Stored items from a collection:
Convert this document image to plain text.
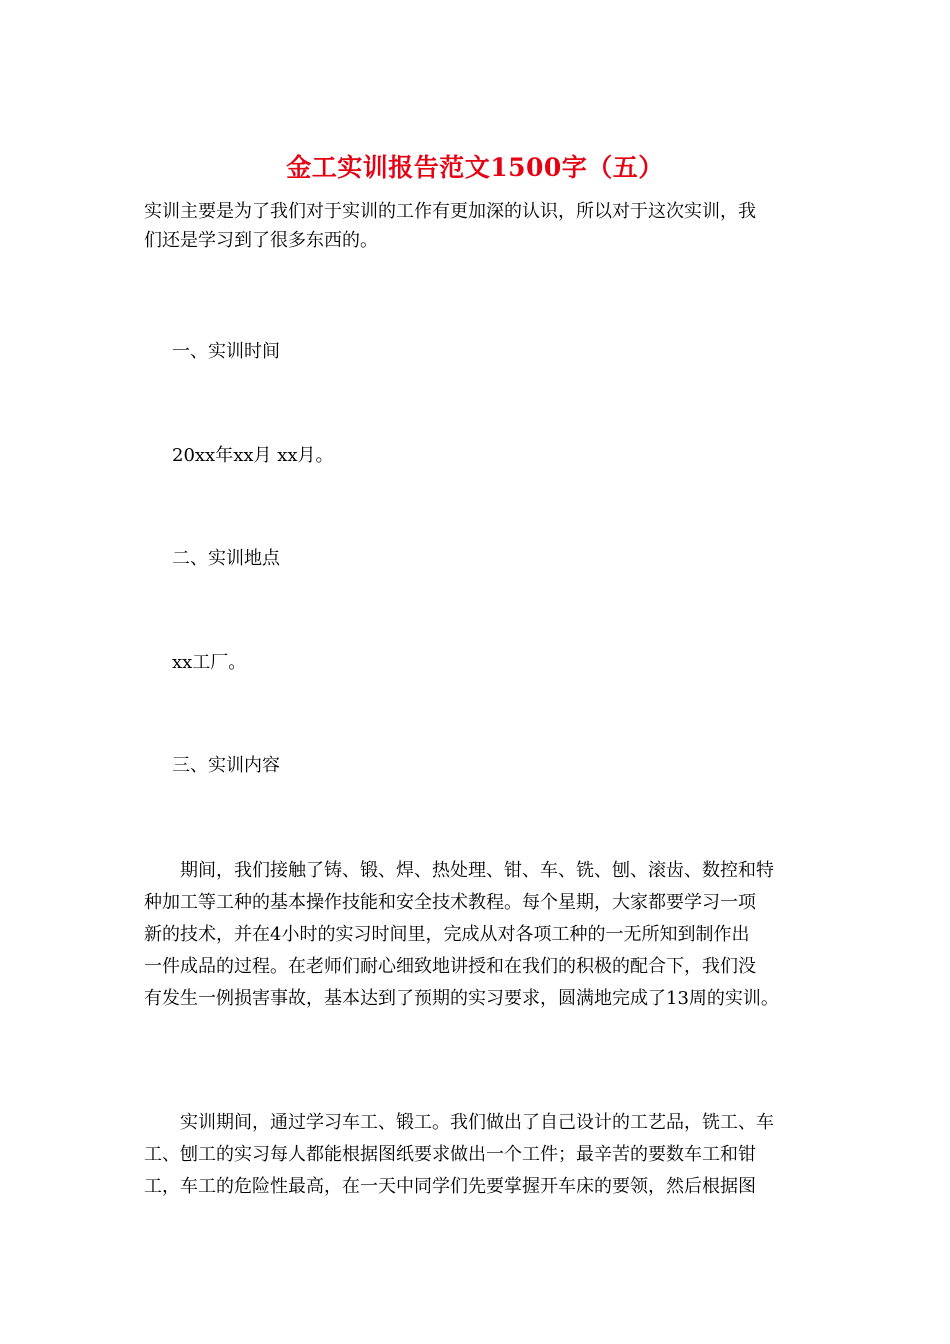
金工实训报告范文1500字（五）
实训主要是为了我们对于实训的工作有更加深的认识，所以对于这次实训，我
们还是学习到了很多东西的。
一、实训时间
20xx年xx月 xx月。
二、实训地点
xx工厂。
三、实训内容
　　期间，我们接触了铸、锻、焊、热处理、钳、车、铣、刨、滚齿、数控和特
种加工等工种的基本操作技能和安全技术教程。每个星期，大家都要学习一项
新的技术，并在4小时的实习时间里，完成从对各项工种的一无所知到制作出
一件成品的过程。在老师们耐心细致地讲授和在我们的积极的配合下，我们没
有发生一例损害事故，基本达到了预期的实习要求，圆满地完成了13周的实训。
　　实训期间，通过学习车工、锻工。我们做出了自己设计的工艺品，铣工、车
工、刨工的实习每人都能根据图纸要求做出一个工件；最辛苦的要数车工和钳
工，车工的危险性最高，在一天中同学们先要掌握开车床的要领，然后根据图
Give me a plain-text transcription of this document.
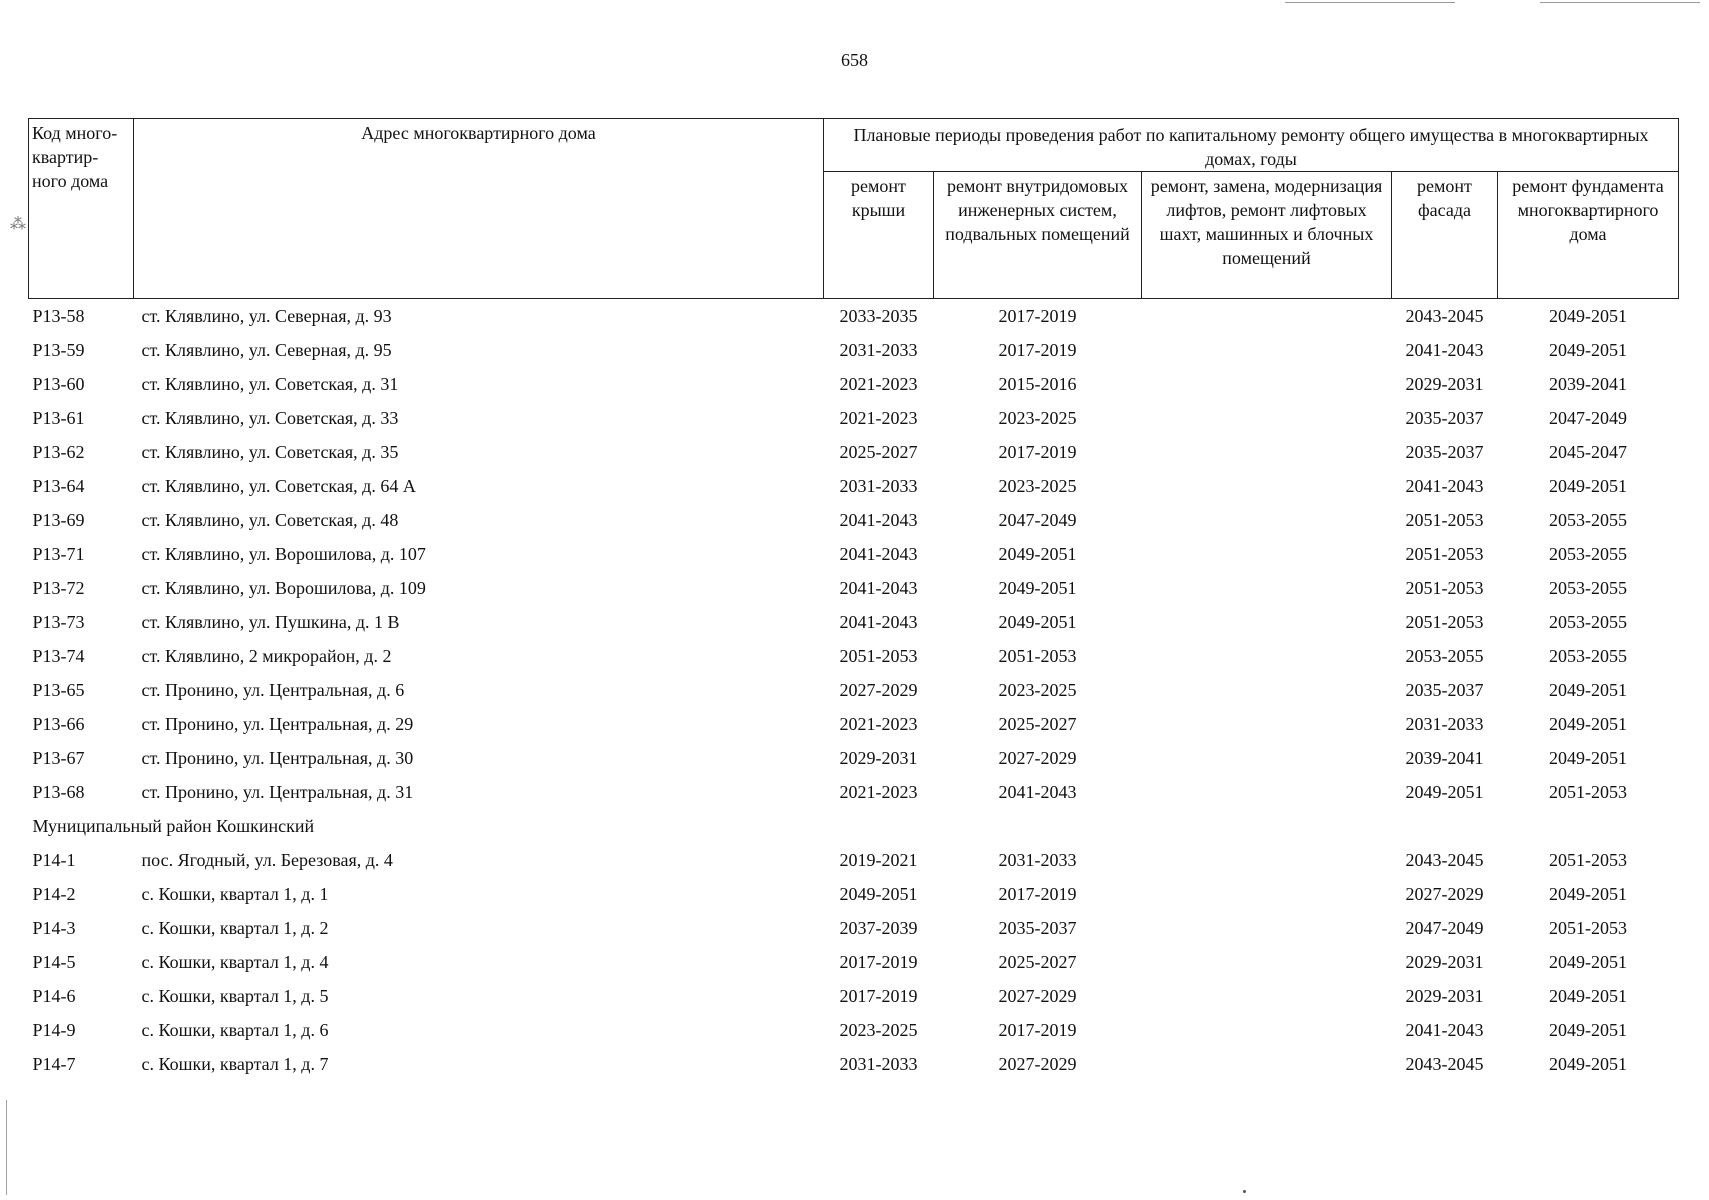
⁂
658
Код много-квартир-ного дома	Адрес многоквартирного дома	Плановые периоды проведения работ по капитальному ремонту общего имущества в многоквартирных домах, годы				
		ремонт крыши	ремонт внутридомовых инженерных систем, подвальных помещений	ремонт, замена, модернизация лифтов, ремонт лифтовых шахт, машинных и блочных помещений	ремонт фасада	ремонт фундамента многоквартирного дома
P13-58	ст. Клявлино, ул. Северная, д. 93	2033-2035	2017-2019		2043-2045	2049-2051
P13-59	ст. Клявлино, ул. Северная, д. 95	2031-2033	2017-2019		2041-2043	2049-2051
P13-60	ст. Клявлино, ул. Советская, д. 31	2021-2023	2015-2016		2029-2031	2039-2041
P13-61	ст. Клявлино, ул. Советская, д. 33	2021-2023	2023-2025		2035-2037	2047-2049
P13-62	ст. Клявлино, ул. Советская, д. 35	2025-2027	2017-2019		2035-2037	2045-2047
P13-64	ст. Клявлино, ул. Советская, д. 64 А	2031-2033	2023-2025		2041-2043	2049-2051
P13-69	ст. Клявлино, ул. Советская, д. 48	2041-2043	2047-2049		2051-2053	2053-2055
P13-71	ст. Клявлино, ул. Ворошилова, д. 107	2041-2043	2049-2051		2051-2053	2053-2055
P13-72	ст. Клявлино, ул. Ворошилова, д. 109	2041-2043	2049-2051		2051-2053	2053-2055
P13-73	ст. Клявлино, ул. Пушкина, д. 1 В	2041-2043	2049-2051		2051-2053	2053-2055
P13-74	ст. Клявлино, 2 микрорайон, д. 2	2051-2053	2051-2053		2053-2055	2053-2055
P13-65	ст. Пронино, ул. Центральная, д. 6	2027-2029	2023-2025		2035-2037	2049-2051
P13-66	ст. Пронино, ул. Центральная, д. 29	2021-2023	2025-2027		2031-2033	2049-2051
P13-67	ст. Пронино, ул. Центральная, д. 30	2029-2031	2027-2029		2039-2041	2049-2051
P13-68	ст. Пронино, ул. Центральная, д. 31	2021-2023	2041-2043		2049-2051	2051-2053
Муниципальный район Кошкинский						
P14-1	пос. Ягодный, ул. Березовая, д. 4	2019-2021	2031-2033		2043-2045	2051-2053
P14-2	с. Кошки, квартал 1, д. 1	2049-2051	2017-2019		2027-2029	2049-2051
P14-3	с. Кошки, квартал 1, д. 2	2037-2039	2035-2037		2047-2049	2051-2053
P14-5	с. Кошки, квартал 1, д. 4	2017-2019	2025-2027		2029-2031	2049-2051
P14-6	с. Кошки, квартал 1, д. 5	2017-2019	2027-2029		2029-2031	2049-2051
P14-9	с. Кошки, квартал 1, д. 6	2023-2025	2017-2019		2041-2043	2049-2051
P14-7	с. Кошки, квартал 1, д. 7	2031-2033	2027-2029		2043-2045	2049-2051
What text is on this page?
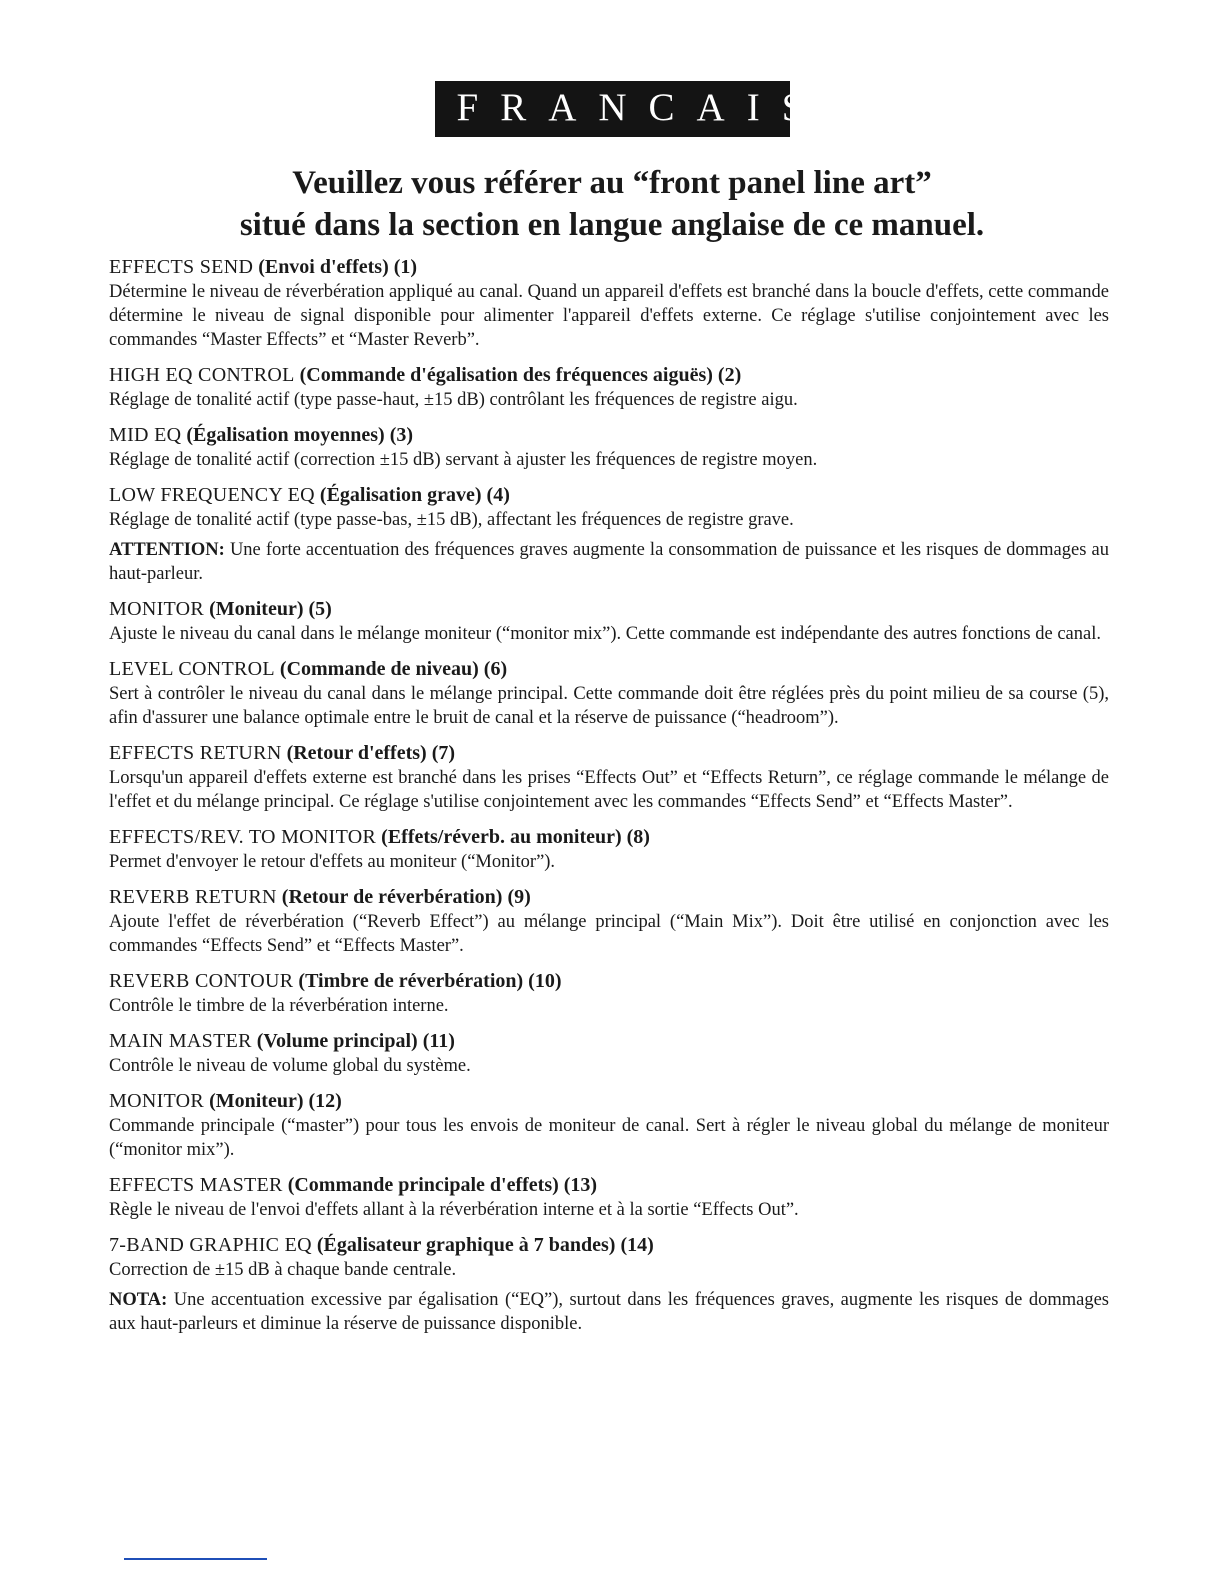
FRANCAIS
Veuillez vous référer au “front panel line art”
situé dans la section en langue anglaise de ce manuel.
EFFECTS SEND (Envoi d'effets) (1)
Détermine le niveau de réverbération appliqué au canal. Quand un appareil d'effets est branché dans la boucle d'effets, cette commande détermine le niveau de signal disponible pour alimenter l'appareil d'effets externe. Ce réglage s'utilise conjointement avec les commandes “Master Effects” et “Master Reverb”.
HIGH EQ CONTROL (Commande d'égalisation des fréquences aiguës) (2)
Réglage de tonalité actif (type passe-haut, ±15 dB) contrôlant les fréquences de registre aigu.
MID EQ (Égalisation moyennes) (3)
Réglage de tonalité actif (correction ±15 dB) servant à ajuster les fréquences de registre moyen.
LOW FREQUENCY EQ (Égalisation grave) (4)
Réglage de tonalité actif (type passe-bas, ±15 dB), affectant les fréquences de registre grave.
ATTENTION: Une forte accentuation des fréquences graves augmente la consommation de puissance et les risques de dommages au haut-parleur.
MONITOR (Moniteur) (5)
Ajuste le niveau du canal dans le mélange moniteur (“monitor mix”). Cette commande est indépendante des autres fonctions de canal.
LEVEL CONTROL (Commande de niveau) (6)
Sert à contrôler le niveau du canal dans le mélange principal. Cette commande doit être réglées près du point milieu de sa course (5), afin d'assurer une balance optimale entre le bruit de canal et la réserve de puissance (“headroom”).
EFFECTS RETURN (Retour d'effets) (7)
Lorsqu'un appareil d'effets externe est branché dans les prises “Effects Out” et “Effects Return”, ce réglage commande le mélange de l'effet et du mélange principal. Ce réglage s'utilise conjointement avec les commandes “Effects Send” et “Effects Master”.
EFFECTS/REV. TO MONITOR (Effets/réverb. au moniteur) (8)
Permet d'envoyer le retour d'effets au moniteur (“Monitor”).
REVERB RETURN (Retour de réverbération) (9)
Ajoute l'effet de réverbération (“Reverb Effect”) au mélange principal (“Main Mix”). Doit être utilisé en conjonction avec les commandes “Effects Send” et “Effects Master”.
REVERB CONTOUR (Timbre de réverbération) (10)
Contrôle le timbre de la réverbération interne.
MAIN MASTER (Volume principal) (11)
Contrôle le niveau de volume global du système.
MONITOR (Moniteur) (12)
Commande principale (“master”) pour tous les envois de moniteur de canal. Sert à régler le niveau global du mélange de moniteur (“monitor mix”).
EFFECTS MASTER (Commande principale d'effets) (13)
Règle le niveau de l'envoi d'effets allant à la réverbération interne et à la sortie “Effects Out”.
7-BAND GRAPHIC EQ (Égalisateur graphique à 7 bandes) (14)
Correction de ±15 dB à chaque bande centrale.
NOTA: Une accentuation excessive par égalisation (“EQ”), surtout dans les fréquences graves, augmente les risques de dommages aux haut-parleurs et diminue la réserve de puissance disponible.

Your task:
Scan the records for the string "accentuation". Copy each line in which it appears.

Output of the exercise:
ATTENTION: Une forte accentuation des fréquences graves augmente la consommation de puissance et les risques de dommages au haut-parleur.
NOTA: Une accentuation excessive par égalisation (“EQ”), surtout dans les fréquences graves, augmente les risques de dommages aux haut-parleurs et diminue la réserve de puissance disponible.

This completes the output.